1. A nozzle for spraying of viscous fluid material comprising,
a nozzle body having an outlet face at a forward end, and having a longitudinal axis and axially inward and axially outward fluid flow paths,
gas supply means in fluid communication with said axially inward fluid flow path to yield at least one gas passageway having a termination at least closely proximate said outlet face,
viscous fluid material supply means in fluid communication with said axially outward fluid flow path, said axially outward fluid flow path having at least one material flow passageway at least partially coextensive with said gas passageways,
a valve member disposed at least closely adjacent said outlet face, said valve member having an interior wall defining a gas passage bore in fluid communication with said axially inward fluid flow path of said nozzle body, said valve member having a sealing means for selectively isolating said material flow passageways from communication with said outlet face, and
biasing means for urging said valve member away from said outlet face and for urging said sealing means into a rest position isolating said material flow passageways, said biasing means having a force exceeding the force exerted upon said valve member by gas passage therethrough.
2. The nozzle of claim 1 wherein said valve member has a tubular segment in fluid communication with said gas supply means.
3. The nozzle of claim 2 wherein said tubular segment of said valve member is slidably coupled to a gas passageway, said valve member fitted to said nozzle body for axial movement in relation thereto.
4. The nozzle of claim 2 wherein said valve member has an annular shoulder portion fitted about said tubular segment, said shoulder portion having a radial dimension sufficient for sealing said material flow passageways.
5. The nozzle of claim 1 wherein said biasing means is a spring.
6. The nozzle of claim 1 wherein said outlet face of said nozzle body has a plurality of outlet openings corresponding in number to the material flow passageways, said outlet openings being at least tangentially connected.
7. The nozzle of claim 6 wherein each outlet opening has an axis at least closely axially aligned within an associated material flow passageway.
8. The nozzle of claim 1 having an annulus of material flow passageways, each material flow passageway being equidistantly spaced from adjacent passageways.

_ _ _ _

■ Given exercise 1 ■
Reproduce the nozzle claims above, everything from "5. The nozzle" down to "from adjacent passageways.".

■ Extracted information ■

_ _ _ _

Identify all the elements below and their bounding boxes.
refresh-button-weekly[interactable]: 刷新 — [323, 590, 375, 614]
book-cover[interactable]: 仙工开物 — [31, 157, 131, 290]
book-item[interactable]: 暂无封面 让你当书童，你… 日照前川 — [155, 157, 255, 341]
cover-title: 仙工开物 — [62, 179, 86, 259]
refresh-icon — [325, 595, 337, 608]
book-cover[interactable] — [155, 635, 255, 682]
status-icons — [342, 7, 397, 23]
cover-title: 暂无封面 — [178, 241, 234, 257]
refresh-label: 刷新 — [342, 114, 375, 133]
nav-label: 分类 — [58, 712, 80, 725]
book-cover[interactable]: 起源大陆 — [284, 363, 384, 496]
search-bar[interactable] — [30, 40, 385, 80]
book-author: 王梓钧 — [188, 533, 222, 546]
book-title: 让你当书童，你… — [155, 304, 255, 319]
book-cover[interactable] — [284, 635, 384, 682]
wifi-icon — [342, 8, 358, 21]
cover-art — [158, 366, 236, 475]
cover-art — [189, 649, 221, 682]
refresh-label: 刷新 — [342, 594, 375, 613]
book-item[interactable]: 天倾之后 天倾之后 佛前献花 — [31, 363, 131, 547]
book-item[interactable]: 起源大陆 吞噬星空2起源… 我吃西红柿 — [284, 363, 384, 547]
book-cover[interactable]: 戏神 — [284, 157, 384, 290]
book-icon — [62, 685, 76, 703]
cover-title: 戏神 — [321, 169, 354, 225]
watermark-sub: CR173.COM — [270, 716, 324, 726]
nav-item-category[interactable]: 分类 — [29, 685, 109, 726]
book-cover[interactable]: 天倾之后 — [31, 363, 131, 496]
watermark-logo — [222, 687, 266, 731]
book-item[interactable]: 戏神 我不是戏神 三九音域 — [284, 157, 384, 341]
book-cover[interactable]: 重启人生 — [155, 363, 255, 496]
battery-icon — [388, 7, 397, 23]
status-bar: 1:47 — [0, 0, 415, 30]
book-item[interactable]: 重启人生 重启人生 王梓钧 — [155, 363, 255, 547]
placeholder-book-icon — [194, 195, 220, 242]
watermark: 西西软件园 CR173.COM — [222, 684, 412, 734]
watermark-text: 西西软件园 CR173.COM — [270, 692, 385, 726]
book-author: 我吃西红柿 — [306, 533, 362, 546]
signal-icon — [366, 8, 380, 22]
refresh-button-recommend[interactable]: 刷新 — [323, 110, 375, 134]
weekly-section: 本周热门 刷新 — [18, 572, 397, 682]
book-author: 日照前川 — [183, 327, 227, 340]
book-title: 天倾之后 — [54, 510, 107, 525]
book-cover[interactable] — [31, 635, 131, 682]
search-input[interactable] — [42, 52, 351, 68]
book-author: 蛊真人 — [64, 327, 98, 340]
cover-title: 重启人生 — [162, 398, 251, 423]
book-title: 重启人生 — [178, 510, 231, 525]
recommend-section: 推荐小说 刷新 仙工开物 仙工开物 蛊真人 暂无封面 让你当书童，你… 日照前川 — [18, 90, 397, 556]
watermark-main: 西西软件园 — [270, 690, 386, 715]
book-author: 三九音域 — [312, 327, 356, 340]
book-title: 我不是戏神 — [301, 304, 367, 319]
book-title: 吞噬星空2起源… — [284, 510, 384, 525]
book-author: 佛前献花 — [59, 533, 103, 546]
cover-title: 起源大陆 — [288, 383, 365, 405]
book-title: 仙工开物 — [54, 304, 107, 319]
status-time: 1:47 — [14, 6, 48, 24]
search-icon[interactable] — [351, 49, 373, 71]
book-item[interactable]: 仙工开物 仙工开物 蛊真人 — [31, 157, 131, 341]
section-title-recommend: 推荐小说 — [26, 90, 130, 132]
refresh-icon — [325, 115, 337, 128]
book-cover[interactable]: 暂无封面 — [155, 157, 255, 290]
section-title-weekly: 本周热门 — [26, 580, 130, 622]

_ _ _ _

■ Given exercise 2 ■
Render everything in the records, from their first line down to and including the line containing "placeholder-book-icon — [194, 195, 220, 242]", as a numbered list, leaving out any blank lines.

■ Response 1 ■
5. The nozzle of claim 1 wherein said biasing means is a spring.
6. The nozzle of claim 1 wherein said outlet face of said nozzle body has a plurality of outlet openings corresponding in number to the material flow passageways, said outlet openings being at least tangentially connected.
7. The nozzle of claim 6 wherein each outlet opening has an axis at least closely axially aligned within an associated material flow passageway.
8. The nozzle of claim 1 having an annulus of material flow passageways, each material flow passageway being equidistantly spaced from adjacent passageways.

■ Response 2 ■
1. Identify all the elements below and their bounding boxes.
2. refresh-button-weekly[interactable]: 刷新 — [323, 590, 375, 614]
3. book-cover[interactable]: 仙工开物 — [31, 157, 131, 290]
4. book-item[interactable]: 暂无封面 让你当书童，你… 日照前川 — [155, 157, 255, 341]
5. cover-title: 仙工开物 — [62, 179, 86, 259]
6. refresh-icon — [325, 595, 337, 608]
7. book-cover[interactable] — [155, 635, 255, 682]
8. status-icons — [342, 7, 397, 23]
9. cover-title: 暂无封面 — [178, 241, 234, 257]
10. refresh-label: 刷新 — [342, 114, 375, 133]
11. nav-label: 分类 — [58, 712, 80, 725]
12. book-cover[interactable]: 起源大陆 — [284, 363, 384, 496]
13. search-bar[interactable] — [30, 40, 385, 80]
14. book-author: 王梓钧 — [188, 533, 222, 546]
15. book-title: 让你当书童，你… — [155, 304, 255, 319]
16. book-cover[interactable] — [284, 635, 384, 682]
17. wifi-icon — [342, 8, 358, 21]
18. cover-art — [158, 366, 236, 475]
19. cover-art — [189, 649, 221, 682]
20. refresh-label: 刷新 — [342, 594, 375, 613]
21. book-item[interactable]: 天倾之后 天倾之后 佛前献花 — [31, 363, 131, 547]
22. book-item[interactable]: 起源大陆 吞噬星空2起源… 我吃西红柿 — [284, 363, 384, 547]
23. book-cover[interactable]: 戏神 — [284, 157, 384, 290]
24. book-icon — [62, 685, 76, 703]
25. cover-title: 戏神 — [321, 169, 354, 225]
26. watermark-sub: CR173.COM — [270, 716, 324, 726]
27. nav-item-category[interactable]: 分类 — [29, 685, 109, 726]
28. book-cover[interactable]: 天倾之后 — [31, 363, 131, 496]
29. watermark-logo — [222, 687, 266, 731]
30. book-item[interactable]: 戏神 我不是戏神 三九音域 — [284, 157, 384, 341]
31. book-cover[interactable]: 重启人生 — [155, 363, 255, 496]
32. battery-icon — [388, 7, 397, 23]
33. status-bar: 1:47 — [0, 0, 415, 30]
34. book-item[interactable]: 重启人生 重启人生 王梓钧 — [155, 363, 255, 547]
35. placeholder-book-icon — [194, 195, 220, 242]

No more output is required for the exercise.